#### [Exercise requirements]
Extract the records below word for word and ignore the images.

Figure dataset records
***
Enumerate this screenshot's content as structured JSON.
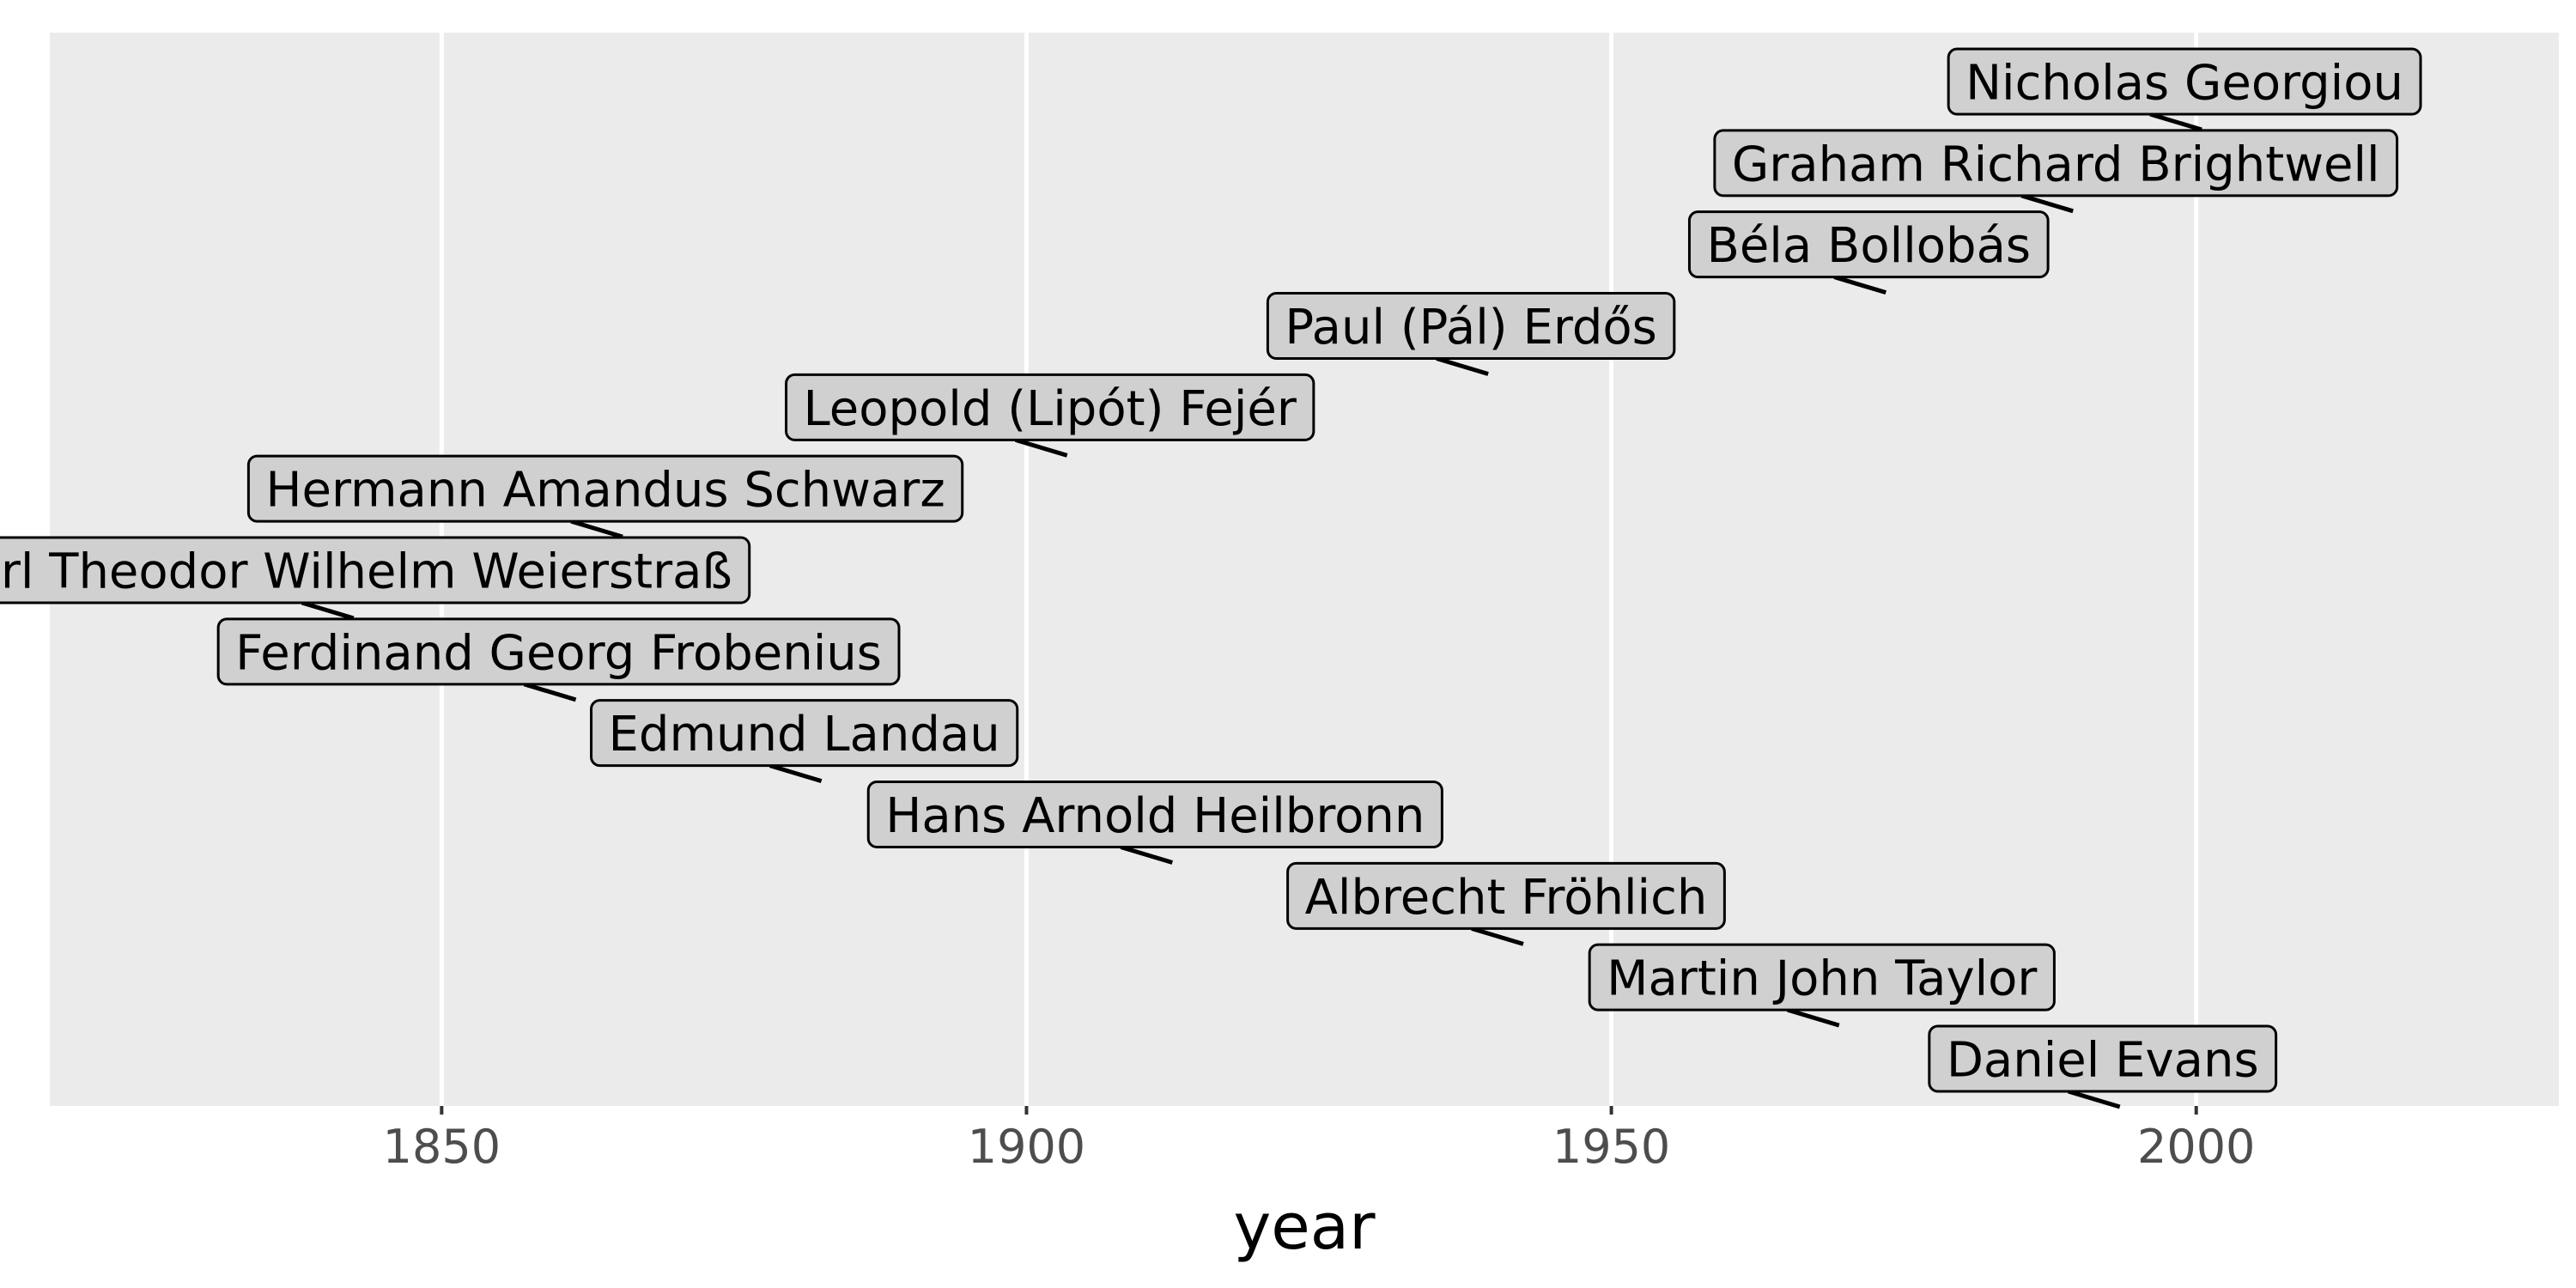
{
  "colors": {
    "panel": "#ebebeb",
    "grid": "#ffffff",
    "label_fill": "#d0d0d0",
    "label_border": "#000000",
    "segment": "#000000",
    "tick_text": "#4d4d4d"
  },
  "chart_data": {
    "type": "timeline",
    "title": "",
    "xlabel": "year",
    "ylabel": "",
    "xlim": [
      1816.5,
      2031
    ],
    "xticks": [
      1850,
      1900,
      1950,
      2000
    ],
    "grid": true,
    "legend": "none",
    "points": [
      {
        "label": "Daniel Evans",
        "x": 1992
      },
      {
        "label": "Martin John Taylor",
        "x": 1968
      },
      {
        "label": "Albrecht Fröhlich",
        "x": 1941
      },
      {
        "label": "Hans Arnold Heilbronn",
        "x": 1911
      },
      {
        "label": "Edmund Landau",
        "x": 1881
      },
      {
        "label": "Ferdinand Georg Frobenius",
        "x": 1860
      },
      {
        "label": "Karl Theodor Wilhelm Weierstraß",
        "x": 1841
      },
      {
        "label": "Hermann Amandus Schwarz",
        "x": 1864
      },
      {
        "label": "Leopold (Lipót) Fejér",
        "x": 1902
      },
      {
        "label": "Paul (Pál) Erdős",
        "x": 1938
      },
      {
        "label": "Béla Bollobás",
        "x": 1972
      },
      {
        "label": "Graham Richard Brightwell",
        "x": 1988
      },
      {
        "label": "Nicholas Georgiou",
        "x": 1999
      }
    ]
  }
}
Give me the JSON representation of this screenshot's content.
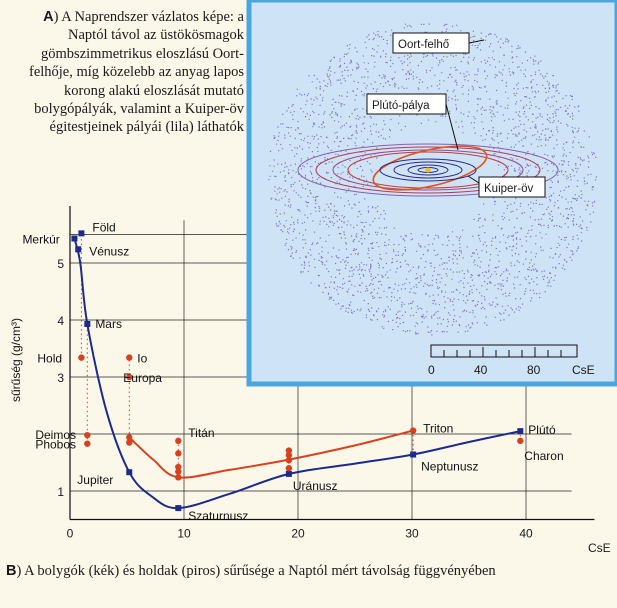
{
  "caption_a": {
    "letter": "A",
    "text": ") A Naprendszer vázlatos képe: a Naptól távol az üstökösmagok gömbszimmetrikus eloszlású Oort-felhője, míg közelebb az anyag lapos korong alakú eloszlását mutató bolygópályák, valamint a Kuiper-öv égitestjeinek pályái (lila) láthatók"
  },
  "inset": {
    "labels": {
      "oort": "Oort-felhő",
      "pluto_orbit": "Plútó-pálya",
      "kuiper": "Kuiper-öv"
    },
    "scale": {
      "ticks": [
        "0",
        "40",
        "80"
      ],
      "unit": "CsE"
    }
  },
  "caption_b": {
    "letter": "B",
    "text": ") A bolygók (kék) és holdak (piros) sűrűsége a Naptól mért távolság függvényében"
  },
  "colors": {
    "planets": "#1b2a8c",
    "moons": "#d9411e",
    "inset_bg": "#cfe3f6",
    "inset_border": "#4aa6de",
    "oort_dots": "#6a5fb3"
  },
  "chart_data": {
    "type": "scatter",
    "xlabel": "CsE",
    "ylabel": "sűrűség (g/cm³)",
    "xlim": [
      0,
      44
    ],
    "ylim": [
      0.5,
      6
    ],
    "x_ticks": [
      0,
      10,
      20,
      30,
      40
    ],
    "y_ticks": [
      1,
      3,
      4,
      5
    ],
    "series": [
      {
        "name": "bolygók",
        "points": [
          {
            "label": "Merkúr",
            "x": 0.39,
            "y": 5.43
          },
          {
            "label": "Vénusz",
            "x": 0.72,
            "y": 5.24
          },
          {
            "label": "Föld",
            "x": 1.0,
            "y": 5.52
          },
          {
            "label": "Mars",
            "x": 1.52,
            "y": 3.93
          },
          {
            "label": "Jupiter",
            "x": 5.2,
            "y": 1.33
          },
          {
            "label": "Szaturnusz",
            "x": 9.5,
            "y": 0.7
          },
          {
            "label": "Uránusz",
            "x": 19.2,
            "y": 1.3
          },
          {
            "label": "Neptunusz",
            "x": 30.1,
            "y": 1.64
          },
          {
            "label": "Plútó",
            "x": 39.5,
            "y": 2.05
          }
        ]
      },
      {
        "name": "holdak",
        "points": [
          {
            "label": "Hold",
            "x": 1.0,
            "y": 3.34
          },
          {
            "label": "Deimos",
            "x": 1.52,
            "y": 1.98
          },
          {
            "label": "Phobos",
            "x": 1.52,
            "y": 1.83
          },
          {
            "label": "Io",
            "x": 5.2,
            "y": 3.34
          },
          {
            "label": "Europa",
            "x": 5.2,
            "y": 3.0
          },
          {
            "label": "",
            "x": 5.2,
            "y": 1.94
          },
          {
            "label": "",
            "x": 5.2,
            "y": 1.85
          },
          {
            "label": "Titán",
            "x": 9.5,
            "y": 1.88
          },
          {
            "label": "",
            "x": 9.5,
            "y": 1.66
          },
          {
            "label": "",
            "x": 9.5,
            "y": 1.42
          },
          {
            "label": "",
            "x": 9.5,
            "y": 1.34
          },
          {
            "label": "",
            "x": 9.5,
            "y": 1.24
          },
          {
            "label": "",
            "x": 19.2,
            "y": 1.71
          },
          {
            "label": "",
            "x": 19.2,
            "y": 1.63
          },
          {
            "label": "",
            "x": 19.2,
            "y": 1.54
          },
          {
            "label": "",
            "x": 19.2,
            "y": 1.4
          },
          {
            "label": "Triton",
            "x": 30.1,
            "y": 2.06
          },
          {
            "label": "Charon",
            "x": 39.5,
            "y": 1.88
          }
        ]
      }
    ]
  }
}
***
#### [Complete response]
Enumerate this screenshot's content as structured JSON.
{
  "colors": {
    "panel": "#ebebeb",
    "grid": "#ffffff",
    "label_fill": "#d0d0d0",
    "label_border": "#000000",
    "segment": "#000000",
    "tick_text": "#4d4d4d"
  },
  "chart_data": {
    "type": "timeline",
    "title": "",
    "xlabel": "year",
    "ylabel": "",
    "xlim": [
      1816.5,
      2031
    ],
    "xticks": [
      1850,
      1900,
      1950,
      2000
    ],
    "grid": true,
    "legend": "none",
    "points": [
      {
        "label": "Daniel Evans",
        "x": 1992
      },
      {
        "label": "Martin John Taylor",
        "x": 1968
      },
      {
        "label": "Albrecht Fröhlich",
        "x": 1941
      },
      {
        "label": "Hans Arnold Heilbronn",
        "x": 1911
      },
      {
        "label": "Edmund Landau",
        "x": 1881
      },
      {
        "label": "Ferdinand Georg Frobenius",
        "x": 1860
      },
      {
        "label": "Karl Theodor Wilhelm Weierstraß",
        "x": 1841
      },
      {
        "label": "Hermann Amandus Schwarz",
        "x": 1864
      },
      {
        "label": "Leopold (Lipót) Fejér",
        "x": 1902
      },
      {
        "label": "Paul (Pál) Erdős",
        "x": 1938
      },
      {
        "label": "Béla Bollobás",
        "x": 1972
      },
      {
        "label": "Graham Richard Brightwell",
        "x": 1988
      },
      {
        "label": "Nicholas Georgiou",
        "x": 1999
      }
    ]
  }
}
Give me the JSON representation of this screenshot's content.
{
  "caption_a": {
    "letter": "A",
    "text": ") A Naprendszer vázlatos képe: a Naptól távol az üstökösmagok gömbszimmetrikus eloszlású Oort-felhője, míg közelebb az anyag lapos korong alakú eloszlását mutató bolygópályák, valamint a Kuiper-öv égitestjeinek pályái (lila) láthatók"
  },
  "inset": {
    "labels": {
      "oort": "Oort-felhő",
      "pluto_orbit": "Plútó-pálya",
      "kuiper": "Kuiper-öv"
    },
    "scale": {
      "ticks": [
        "0",
        "40",
        "80"
      ],
      "unit": "CsE"
    }
  },
  "caption_b": {
    "letter": "B",
    "text": ") A bolygók (kék) és holdak (piros) sűrűsége a Naptól mért távolság függvényében"
  },
  "colors": {
    "planets": "#1b2a8c",
    "moons": "#d9411e",
    "inset_bg": "#cfe3f6",
    "inset_border": "#4aa6de",
    "oort_dots": "#6a5fb3"
  },
  "chart_data": {
    "type": "scatter",
    "xlabel": "CsE",
    "ylabel": "sűrűség (g/cm³)",
    "xlim": [
      0,
      44
    ],
    "ylim": [
      0.5,
      6
    ],
    "x_ticks": [
      0,
      10,
      20,
      30,
      40
    ],
    "y_ticks": [
      1,
      3,
      4,
      5
    ],
    "series": [
      {
        "name": "bolygók",
        "points": [
          {
            "label": "Merkúr",
            "x": 0.39,
            "y": 5.43
          },
          {
            "label": "Vénusz",
            "x": 0.72,
            "y": 5.24
          },
          {
            "label": "Föld",
            "x": 1.0,
            "y": 5.52
          },
          {
            "label": "Mars",
            "x": 1.52,
            "y": 3.93
          },
          {
            "label": "Jupiter",
            "x": 5.2,
            "y": 1.33
          },
          {
            "label": "Szaturnusz",
            "x": 9.5,
            "y": 0.7
          },
          {
            "label": "Uránusz",
            "x": 19.2,
            "y": 1.3
          },
          {
            "label": "Neptunusz",
            "x": 30.1,
            "y": 1.64
          },
          {
            "label": "Plútó",
            "x": 39.5,
            "y": 2.05
          }
        ]
      },
      {
        "name": "holdak",
        "points": [
          {
            "label": "Hold",
            "x": 1.0,
            "y": 3.34
          },
          {
            "label": "Deimos",
            "x": 1.52,
            "y": 1.98
          },
          {
            "label": "Phobos",
            "x": 1.52,
            "y": 1.83
          },
          {
            "label": "Io",
            "x": 5.2,
            "y": 3.34
          },
          {
            "label": "Europa",
            "x": 5.2,
            "y": 3.0
          },
          {
            "label": "",
            "x": 5.2,
            "y": 1.94
          },
          {
            "label": "",
            "x": 5.2,
            "y": 1.85
          },
          {
            "label": "Titán",
            "x": 9.5,
            "y": 1.88
          },
          {
            "label": "",
            "x": 9.5,
            "y": 1.66
          },
          {
            "label": "",
            "x": 9.5,
            "y": 1.42
          },
          {
            "label": "",
            "x": 9.5,
            "y": 1.34
          },
          {
            "label": "",
            "x": 9.5,
            "y": 1.24
          },
          {
            "label": "",
            "x": 19.2,
            "y": 1.71
          },
          {
            "label": "",
            "x": 19.2,
            "y": 1.63
          },
          {
            "label": "",
            "x": 19.2,
            "y": 1.54
          },
          {
            "label": "",
            "x": 19.2,
            "y": 1.4
          },
          {
            "label": "Triton",
            "x": 30.1,
            "y": 2.06
          },
          {
            "label": "Charon",
            "x": 39.5,
            "y": 1.88
          }
        ]
      }
    ]
  }
}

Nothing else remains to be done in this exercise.